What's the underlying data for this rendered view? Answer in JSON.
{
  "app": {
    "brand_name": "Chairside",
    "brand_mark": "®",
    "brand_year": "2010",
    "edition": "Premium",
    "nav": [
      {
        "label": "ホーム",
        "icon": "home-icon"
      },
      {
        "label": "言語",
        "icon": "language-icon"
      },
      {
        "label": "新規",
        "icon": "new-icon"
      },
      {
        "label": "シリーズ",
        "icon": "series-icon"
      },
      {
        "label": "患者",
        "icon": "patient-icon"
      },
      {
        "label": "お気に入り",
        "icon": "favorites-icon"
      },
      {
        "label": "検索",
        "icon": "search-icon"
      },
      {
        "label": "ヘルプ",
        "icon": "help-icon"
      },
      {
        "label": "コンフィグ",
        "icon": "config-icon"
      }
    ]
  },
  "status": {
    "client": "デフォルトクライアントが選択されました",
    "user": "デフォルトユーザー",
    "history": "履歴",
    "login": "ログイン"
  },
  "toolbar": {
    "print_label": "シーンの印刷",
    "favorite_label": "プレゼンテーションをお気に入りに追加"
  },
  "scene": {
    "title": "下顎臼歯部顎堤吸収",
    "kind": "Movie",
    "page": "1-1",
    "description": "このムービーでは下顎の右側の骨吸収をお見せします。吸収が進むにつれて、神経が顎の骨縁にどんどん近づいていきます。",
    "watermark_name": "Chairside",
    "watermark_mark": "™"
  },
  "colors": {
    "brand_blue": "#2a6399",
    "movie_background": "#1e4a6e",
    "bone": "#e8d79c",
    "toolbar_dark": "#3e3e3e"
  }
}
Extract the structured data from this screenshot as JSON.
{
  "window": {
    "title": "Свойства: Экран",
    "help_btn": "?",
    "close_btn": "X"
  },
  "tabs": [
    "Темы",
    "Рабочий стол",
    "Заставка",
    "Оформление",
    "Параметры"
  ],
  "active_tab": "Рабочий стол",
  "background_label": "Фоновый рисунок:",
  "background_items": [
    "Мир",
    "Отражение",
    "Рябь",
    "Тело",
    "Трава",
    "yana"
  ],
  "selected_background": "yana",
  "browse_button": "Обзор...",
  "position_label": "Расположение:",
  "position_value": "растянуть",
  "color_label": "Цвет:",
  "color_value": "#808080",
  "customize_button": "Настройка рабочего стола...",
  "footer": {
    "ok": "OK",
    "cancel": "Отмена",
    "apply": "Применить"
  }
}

> [To be done]: Copy only the stretch running from the line containing "Extract the structured" to the final line of the entries, both ends included, exactly as it stands.

> [Solved exercise]:
Extract the structured data from this screenshot as JSON.
{
  "window": {
    "title": "Свойства: Экран",
    "help_btn": "?",
    "close_btn": "X"
  },
  "tabs": [
    "Темы",
    "Рабочий стол",
    "Заставка",
    "Оформление",
    "Параметры"
  ],
  "active_tab": "Рабочий стол",
  "background_label": "Фоновый рисунок:",
  "background_items": [
    "Мир",
    "Отражение",
    "Рябь",
    "Тело",
    "Трава",
    "yana"
  ],
  "selected_background": "yana",
  "browse_button": "Обзор...",
  "position_label": "Расположение:",
  "position_value": "растянуть",
  "color_label": "Цвет:",
  "color_value": "#808080",
  "customize_button": "Настройка рабочего стола...",
  "footer": {
    "ok": "OK",
    "cancel": "Отмена",
    "apply": "Применить"
  }
}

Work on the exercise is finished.